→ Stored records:
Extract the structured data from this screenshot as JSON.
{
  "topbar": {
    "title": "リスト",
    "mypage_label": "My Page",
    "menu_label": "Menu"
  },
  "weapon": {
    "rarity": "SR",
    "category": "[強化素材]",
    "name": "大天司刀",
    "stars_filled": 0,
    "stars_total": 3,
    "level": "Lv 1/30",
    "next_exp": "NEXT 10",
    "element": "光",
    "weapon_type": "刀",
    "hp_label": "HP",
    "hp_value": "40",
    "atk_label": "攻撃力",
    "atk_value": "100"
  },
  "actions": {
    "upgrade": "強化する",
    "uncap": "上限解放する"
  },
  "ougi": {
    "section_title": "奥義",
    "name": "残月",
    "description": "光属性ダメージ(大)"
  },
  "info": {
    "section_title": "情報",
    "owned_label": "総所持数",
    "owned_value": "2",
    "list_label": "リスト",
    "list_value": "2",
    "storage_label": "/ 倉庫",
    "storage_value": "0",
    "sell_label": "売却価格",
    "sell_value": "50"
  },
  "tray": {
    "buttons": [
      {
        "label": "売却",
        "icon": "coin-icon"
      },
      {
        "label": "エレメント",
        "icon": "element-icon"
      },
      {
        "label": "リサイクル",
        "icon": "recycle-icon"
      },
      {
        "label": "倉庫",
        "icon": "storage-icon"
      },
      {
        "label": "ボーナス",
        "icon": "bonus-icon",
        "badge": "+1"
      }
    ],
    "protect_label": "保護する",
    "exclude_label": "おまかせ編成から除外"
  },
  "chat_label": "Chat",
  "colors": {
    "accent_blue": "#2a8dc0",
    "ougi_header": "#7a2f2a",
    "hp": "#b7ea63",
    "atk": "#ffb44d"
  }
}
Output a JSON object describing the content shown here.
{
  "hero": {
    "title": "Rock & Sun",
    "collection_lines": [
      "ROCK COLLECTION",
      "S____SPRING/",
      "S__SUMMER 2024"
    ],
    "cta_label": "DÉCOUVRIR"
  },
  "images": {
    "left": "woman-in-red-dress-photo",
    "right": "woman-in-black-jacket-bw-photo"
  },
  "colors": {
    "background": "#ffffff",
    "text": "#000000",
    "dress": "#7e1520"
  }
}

→ Problem statement:
Write the entire listing out again, word for word.

→ Written answer:
Extract the structured data from this screenshot as JSON.
{
  "topbar": {
    "title": "リスト",
    "mypage_label": "My Page",
    "menu_label": "Menu"
  },
  "weapon": {
    "rarity": "SR",
    "category": "[強化素材]",
    "name": "大天司刀",
    "stars_filled": 0,
    "stars_total": 3,
    "level": "Lv 1/30",
    "next_exp": "NEXT 10",
    "element": "光",
    "weapon_type": "刀",
    "hp_label": "HP",
    "hp_value": "40",
    "atk_label": "攻撃力",
    "atk_value": "100"
  },
  "actions": {
    "upgrade": "強化する",
    "uncap": "上限解放する"
  },
  "ougi": {
    "section_title": "奥義",
    "name": "残月",
    "description": "光属性ダメージ(大)"
  },
  "info": {
    "section_title": "情報",
    "owned_label": "総所持数",
    "owned_value": "2",
    "list_label": "リスト",
    "list_value": "2",
    "storage_label": "/ 倉庫",
    "storage_value": "0",
    "sell_label": "売却価格",
    "sell_value": "50"
  },
  "tray": {
    "buttons": [
      {
        "label": "売却",
        "icon": "coin-icon"
      },
      {
        "label": "エレメント",
        "icon": "element-icon"
      },
      {
        "label": "リサイクル",
        "icon": "recycle-icon"
      },
      {
        "label": "倉庫",
        "icon": "storage-icon"
      },
      {
        "label": "ボーナス",
        "icon": "bonus-icon",
        "badge": "+1"
      }
    ],
    "protect_label": "保護する",
    "exclude_label": "おまかせ編成から除外"
  },
  "chat_label": "Chat",
  "colors": {
    "accent_blue": "#2a8dc0",
    "ougi_header": "#7a2f2a",
    "hp": "#b7ea63",
    "atk": "#ffb44d"
  }
}
Output a JSON object describing the content shown here.
{
  "hero": {
    "title": "Rock & Sun",
    "collection_lines": [
      "ROCK COLLECTION",
      "S____SPRING/",
      "S__SUMMER 2024"
    ],
    "cta_label": "DÉCOUVRIR"
  },
  "images": {
    "left": "woman-in-red-dress-photo",
    "right": "woman-in-black-jacket-bw-photo"
  },
  "colors": {
    "background": "#ffffff",
    "text": "#000000",
    "dress": "#7e1520"
  }
}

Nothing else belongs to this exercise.